=== What to work on ===
Filter the entries that follow, copying every line in which the word "Difference" appears.

--------------------------------

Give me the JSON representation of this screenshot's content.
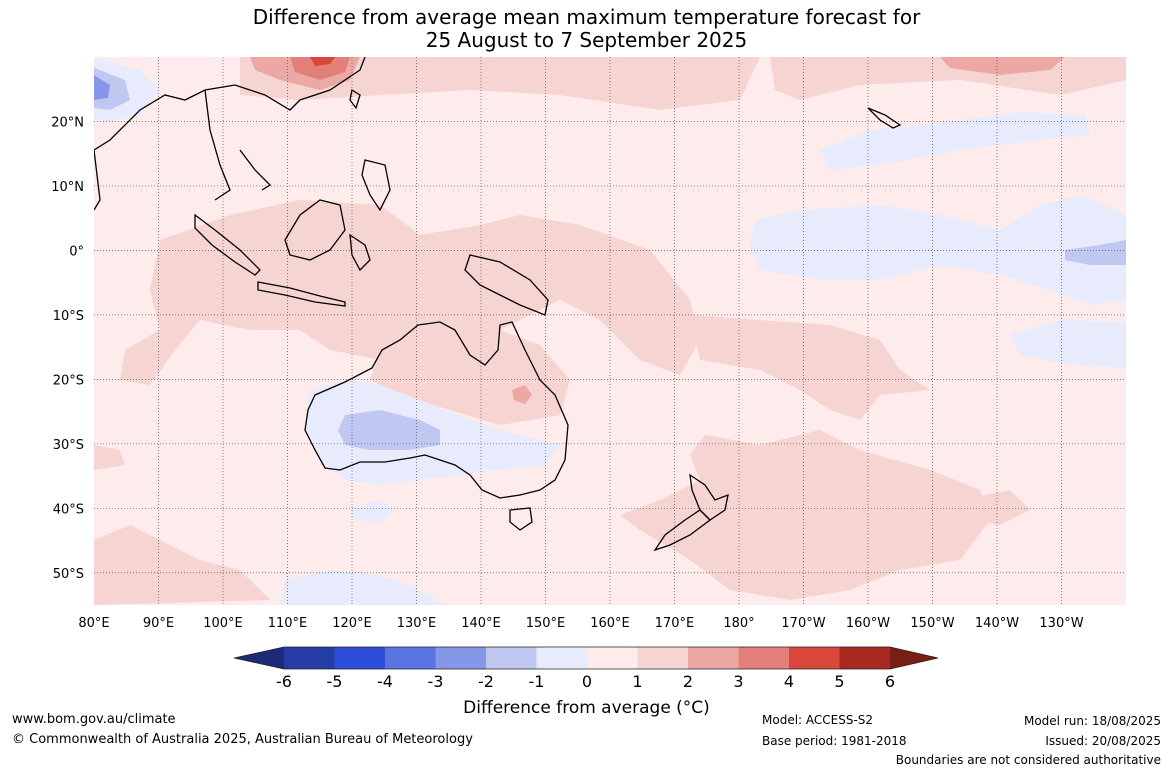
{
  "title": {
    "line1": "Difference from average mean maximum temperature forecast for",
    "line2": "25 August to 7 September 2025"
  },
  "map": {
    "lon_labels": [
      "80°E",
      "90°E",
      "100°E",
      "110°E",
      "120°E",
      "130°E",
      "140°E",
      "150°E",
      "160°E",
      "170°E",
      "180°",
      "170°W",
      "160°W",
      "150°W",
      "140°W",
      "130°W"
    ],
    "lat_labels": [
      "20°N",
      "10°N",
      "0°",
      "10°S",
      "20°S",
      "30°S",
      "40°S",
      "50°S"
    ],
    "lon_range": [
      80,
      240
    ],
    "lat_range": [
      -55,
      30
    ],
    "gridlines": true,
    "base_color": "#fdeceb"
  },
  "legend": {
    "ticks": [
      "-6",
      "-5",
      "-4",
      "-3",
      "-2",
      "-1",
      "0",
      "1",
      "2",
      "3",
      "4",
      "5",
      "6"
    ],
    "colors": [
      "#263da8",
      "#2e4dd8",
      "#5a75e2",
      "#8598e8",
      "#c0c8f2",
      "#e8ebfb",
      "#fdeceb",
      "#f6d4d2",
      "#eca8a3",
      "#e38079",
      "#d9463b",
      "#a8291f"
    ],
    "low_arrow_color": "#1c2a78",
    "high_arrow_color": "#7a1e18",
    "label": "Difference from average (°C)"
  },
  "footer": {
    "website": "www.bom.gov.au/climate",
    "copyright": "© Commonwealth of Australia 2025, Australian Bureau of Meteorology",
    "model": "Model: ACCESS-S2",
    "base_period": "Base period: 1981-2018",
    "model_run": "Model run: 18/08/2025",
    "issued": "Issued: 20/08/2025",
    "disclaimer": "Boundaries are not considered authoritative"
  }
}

--------------------------------

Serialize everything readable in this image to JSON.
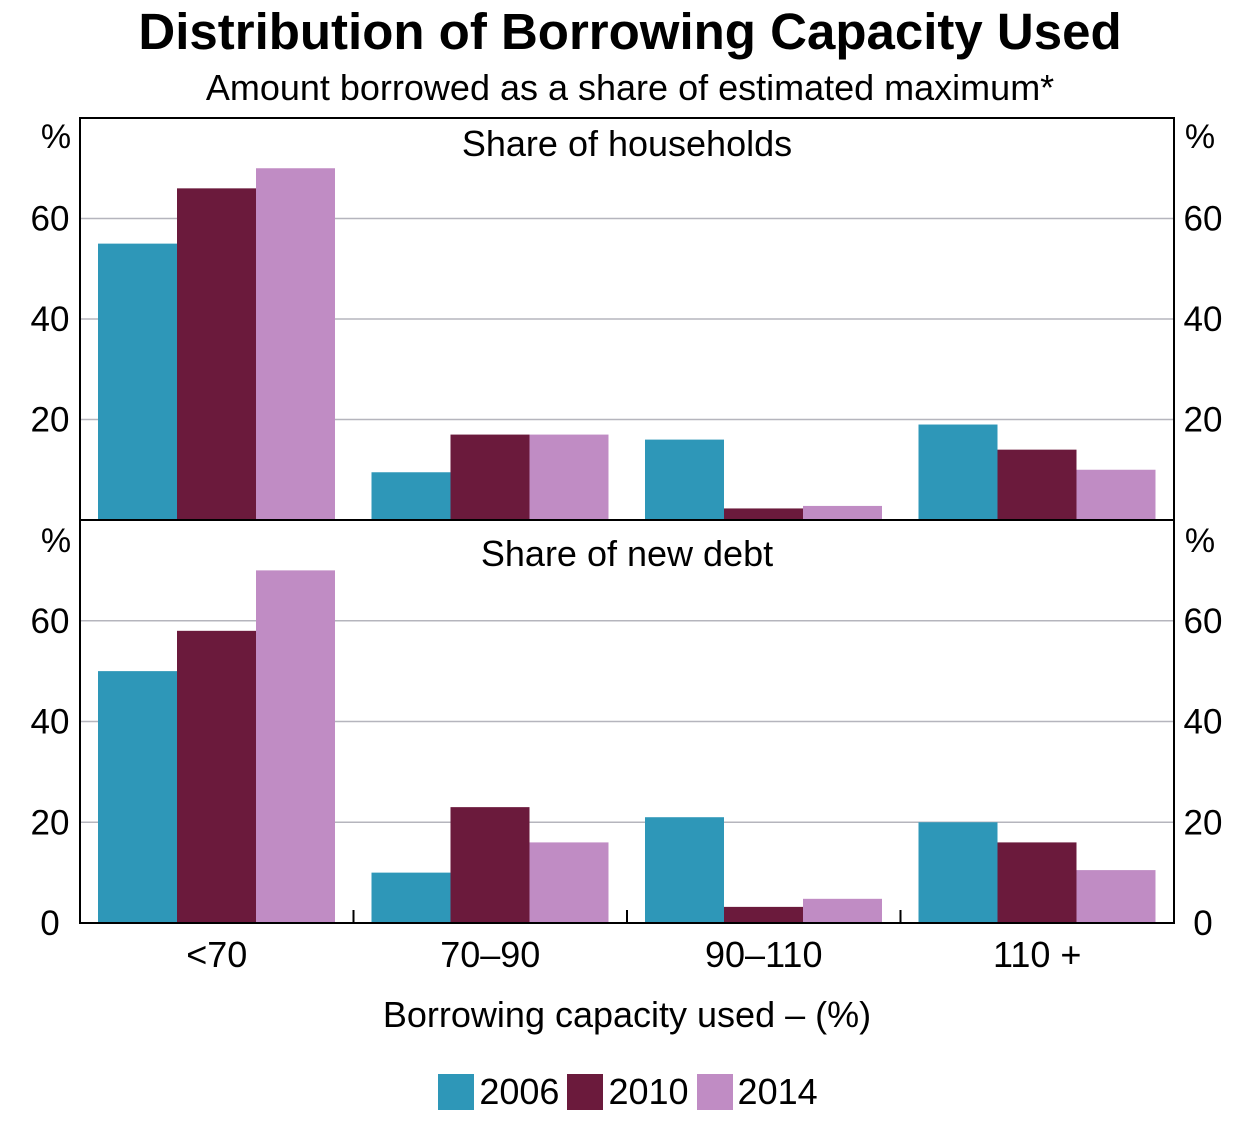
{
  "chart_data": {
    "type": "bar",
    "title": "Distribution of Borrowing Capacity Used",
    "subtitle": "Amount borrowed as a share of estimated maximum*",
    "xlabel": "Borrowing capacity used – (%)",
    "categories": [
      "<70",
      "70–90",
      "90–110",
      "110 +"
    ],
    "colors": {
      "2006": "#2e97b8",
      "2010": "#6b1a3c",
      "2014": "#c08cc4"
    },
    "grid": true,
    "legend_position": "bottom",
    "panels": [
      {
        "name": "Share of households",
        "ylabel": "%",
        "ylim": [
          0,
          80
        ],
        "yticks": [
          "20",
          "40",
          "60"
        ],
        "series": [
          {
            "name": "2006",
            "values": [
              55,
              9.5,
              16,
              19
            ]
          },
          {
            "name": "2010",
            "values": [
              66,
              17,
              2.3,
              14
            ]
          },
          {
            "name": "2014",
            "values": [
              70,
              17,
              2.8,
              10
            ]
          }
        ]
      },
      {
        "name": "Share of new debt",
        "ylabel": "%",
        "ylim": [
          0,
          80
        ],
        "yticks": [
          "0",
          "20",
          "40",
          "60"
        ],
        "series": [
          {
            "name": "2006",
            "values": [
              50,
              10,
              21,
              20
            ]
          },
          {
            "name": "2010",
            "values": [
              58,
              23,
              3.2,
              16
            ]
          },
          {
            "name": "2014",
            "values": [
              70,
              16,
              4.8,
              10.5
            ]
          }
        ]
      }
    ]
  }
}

--------------------------------

=== Solution ===
    "line1": "Difference from average mean maximum temperature forecast for",
    "label": "Difference from average (°C)"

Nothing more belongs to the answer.